• **STORED RECORDS**:
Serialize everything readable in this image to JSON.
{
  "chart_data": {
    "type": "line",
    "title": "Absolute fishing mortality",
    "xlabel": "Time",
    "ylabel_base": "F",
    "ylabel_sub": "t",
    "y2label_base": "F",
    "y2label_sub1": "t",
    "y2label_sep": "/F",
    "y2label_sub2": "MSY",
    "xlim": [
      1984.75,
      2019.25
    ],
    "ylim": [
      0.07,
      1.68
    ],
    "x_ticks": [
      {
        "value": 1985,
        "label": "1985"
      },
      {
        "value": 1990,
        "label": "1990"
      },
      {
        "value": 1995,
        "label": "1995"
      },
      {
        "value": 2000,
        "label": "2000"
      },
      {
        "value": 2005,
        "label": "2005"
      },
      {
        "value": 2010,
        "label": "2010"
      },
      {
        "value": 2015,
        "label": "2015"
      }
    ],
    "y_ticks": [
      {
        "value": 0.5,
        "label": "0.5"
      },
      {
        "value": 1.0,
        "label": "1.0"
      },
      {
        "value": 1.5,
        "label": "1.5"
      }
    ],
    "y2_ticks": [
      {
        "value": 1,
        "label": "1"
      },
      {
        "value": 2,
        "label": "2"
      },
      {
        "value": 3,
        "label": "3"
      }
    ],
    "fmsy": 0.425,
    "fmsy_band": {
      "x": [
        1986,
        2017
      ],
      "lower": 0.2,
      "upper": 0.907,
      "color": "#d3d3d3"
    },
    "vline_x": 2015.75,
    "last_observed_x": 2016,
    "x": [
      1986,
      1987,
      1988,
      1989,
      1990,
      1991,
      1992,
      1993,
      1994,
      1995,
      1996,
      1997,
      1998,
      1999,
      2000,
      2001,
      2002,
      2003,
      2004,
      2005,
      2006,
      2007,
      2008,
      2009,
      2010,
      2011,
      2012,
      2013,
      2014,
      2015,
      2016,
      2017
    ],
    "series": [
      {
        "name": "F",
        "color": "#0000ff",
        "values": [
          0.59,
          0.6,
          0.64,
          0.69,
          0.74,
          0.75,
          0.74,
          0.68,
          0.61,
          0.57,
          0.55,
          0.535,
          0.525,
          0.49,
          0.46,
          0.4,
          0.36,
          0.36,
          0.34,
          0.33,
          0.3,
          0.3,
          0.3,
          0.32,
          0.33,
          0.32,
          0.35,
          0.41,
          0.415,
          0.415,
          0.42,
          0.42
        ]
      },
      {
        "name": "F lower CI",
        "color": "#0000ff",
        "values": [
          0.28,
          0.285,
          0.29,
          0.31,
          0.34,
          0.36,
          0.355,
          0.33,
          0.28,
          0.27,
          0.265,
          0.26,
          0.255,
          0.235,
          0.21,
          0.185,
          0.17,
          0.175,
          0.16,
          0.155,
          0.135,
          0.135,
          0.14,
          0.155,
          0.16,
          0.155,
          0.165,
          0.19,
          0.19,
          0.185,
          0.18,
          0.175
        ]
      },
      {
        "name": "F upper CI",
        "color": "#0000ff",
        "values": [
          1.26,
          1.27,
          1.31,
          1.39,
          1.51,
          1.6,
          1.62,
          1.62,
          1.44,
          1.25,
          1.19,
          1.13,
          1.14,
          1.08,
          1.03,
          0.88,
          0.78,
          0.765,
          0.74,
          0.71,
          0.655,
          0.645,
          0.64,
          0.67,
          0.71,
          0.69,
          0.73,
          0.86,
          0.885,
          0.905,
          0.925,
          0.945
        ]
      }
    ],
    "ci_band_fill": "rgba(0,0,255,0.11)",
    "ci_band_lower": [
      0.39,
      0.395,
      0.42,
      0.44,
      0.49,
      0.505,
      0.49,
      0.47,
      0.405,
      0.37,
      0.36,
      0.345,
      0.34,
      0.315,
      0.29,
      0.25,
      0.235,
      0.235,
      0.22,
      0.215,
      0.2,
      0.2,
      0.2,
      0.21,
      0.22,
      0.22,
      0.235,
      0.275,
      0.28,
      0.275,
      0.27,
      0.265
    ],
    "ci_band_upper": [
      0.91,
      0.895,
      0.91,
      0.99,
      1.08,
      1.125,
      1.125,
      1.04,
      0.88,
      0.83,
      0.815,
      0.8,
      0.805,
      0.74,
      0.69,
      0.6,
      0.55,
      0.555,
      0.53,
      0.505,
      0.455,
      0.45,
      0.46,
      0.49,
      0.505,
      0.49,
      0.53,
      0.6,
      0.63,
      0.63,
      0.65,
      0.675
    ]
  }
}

• **OBJECTIVE**: Output the records verbatim, from the first line to the last.

• **ANSWER TO THIS TASK**:
Serialize everything readable in this image to JSON.
{
  "chart_data": {
    "type": "line",
    "title": "Absolute fishing mortality",
    "xlabel": "Time",
    "ylabel_base": "F",
    "ylabel_sub": "t",
    "y2label_base": "F",
    "y2label_sub1": "t",
    "y2label_sep": "/F",
    "y2label_sub2": "MSY",
    "xlim": [
      1984.75,
      2019.25
    ],
    "ylim": [
      0.07,
      1.68
    ],
    "x_ticks": [
      {
        "value": 1985,
        "label": "1985"
      },
      {
        "value": 1990,
        "label": "1990"
      },
      {
        "value": 1995,
        "label": "1995"
      },
      {
        "value": 2000,
        "label": "2000"
      },
      {
        "value": 2005,
        "label": "2005"
      },
      {
        "value": 2010,
        "label": "2010"
      },
      {
        "value": 2015,
        "label": "2015"
      }
    ],
    "y_ticks": [
      {
        "value": 0.5,
        "label": "0.5"
      },
      {
        "value": 1.0,
        "label": "1.0"
      },
      {
        "value": 1.5,
        "label": "1.5"
      }
    ],
    "y2_ticks": [
      {
        "value": 1,
        "label": "1"
      },
      {
        "value": 2,
        "label": "2"
      },
      {
        "value": 3,
        "label": "3"
      }
    ],
    "fmsy": 0.425,
    "fmsy_band": {
      "x": [
        1986,
        2017
      ],
      "lower": 0.2,
      "upper": 0.907,
      "color": "#d3d3d3"
    },
    "vline_x": 2015.75,
    "last_observed_x": 2016,
    "x": [
      1986,
      1987,
      1988,
      1989,
      1990,
      1991,
      1992,
      1993,
      1994,
      1995,
      1996,
      1997,
      1998,
      1999,
      2000,
      2001,
      2002,
      2003,
      2004,
      2005,
      2006,
      2007,
      2008,
      2009,
      2010,
      2011,
      2012,
      2013,
      2014,
      2015,
      2016,
      2017
    ],
    "series": [
      {
        "name": "F",
        "color": "#0000ff",
        "values": [
          0.59,
          0.6,
          0.64,
          0.69,
          0.74,
          0.75,
          0.74,
          0.68,
          0.61,
          0.57,
          0.55,
          0.535,
          0.525,
          0.49,
          0.46,
          0.4,
          0.36,
          0.36,
          0.34,
          0.33,
          0.3,
          0.3,
          0.3,
          0.32,
          0.33,
          0.32,
          0.35,
          0.41,
          0.415,
          0.415,
          0.42,
          0.42
        ]
      },
      {
        "name": "F lower CI",
        "color": "#0000ff",
        "values": [
          0.28,
          0.285,
          0.29,
          0.31,
          0.34,
          0.36,
          0.355,
          0.33,
          0.28,
          0.27,
          0.265,
          0.26,
          0.255,
          0.235,
          0.21,
          0.185,
          0.17,
          0.175,
          0.16,
          0.155,
          0.135,
          0.135,
          0.14,
          0.155,
          0.16,
          0.155,
          0.165,
          0.19,
          0.19,
          0.185,
          0.18,
          0.175
        ]
      },
      {
        "name": "F upper CI",
        "color": "#0000ff",
        "values": [
          1.26,
          1.27,
          1.31,
          1.39,
          1.51,
          1.6,
          1.62,
          1.62,
          1.44,
          1.25,
          1.19,
          1.13,
          1.14,
          1.08,
          1.03,
          0.88,
          0.78,
          0.765,
          0.74,
          0.71,
          0.655,
          0.645,
          0.64,
          0.67,
          0.71,
          0.69,
          0.73,
          0.86,
          0.885,
          0.905,
          0.925,
          0.945
        ]
      }
    ],
    "ci_band_fill": "rgba(0,0,255,0.11)",
    "ci_band_lower": [
      0.39,
      0.395,
      0.42,
      0.44,
      0.49,
      0.505,
      0.49,
      0.47,
      0.405,
      0.37,
      0.36,
      0.345,
      0.34,
      0.315,
      0.29,
      0.25,
      0.235,
      0.235,
      0.22,
      0.215,
      0.2,
      0.2,
      0.2,
      0.21,
      0.22,
      0.22,
      0.235,
      0.275,
      0.28,
      0.275,
      0.27,
      0.265
    ],
    "ci_band_upper": [
      0.91,
      0.895,
      0.91,
      0.99,
      1.08,
      1.125,
      1.125,
      1.04,
      0.88,
      0.83,
      0.815,
      0.8,
      0.805,
      0.74,
      0.69,
      0.6,
      0.55,
      0.555,
      0.53,
      0.505,
      0.455,
      0.45,
      0.46,
      0.49,
      0.505,
      0.49,
      0.53,
      0.6,
      0.63,
      0.63,
      0.65,
      0.675
    ]
  }
}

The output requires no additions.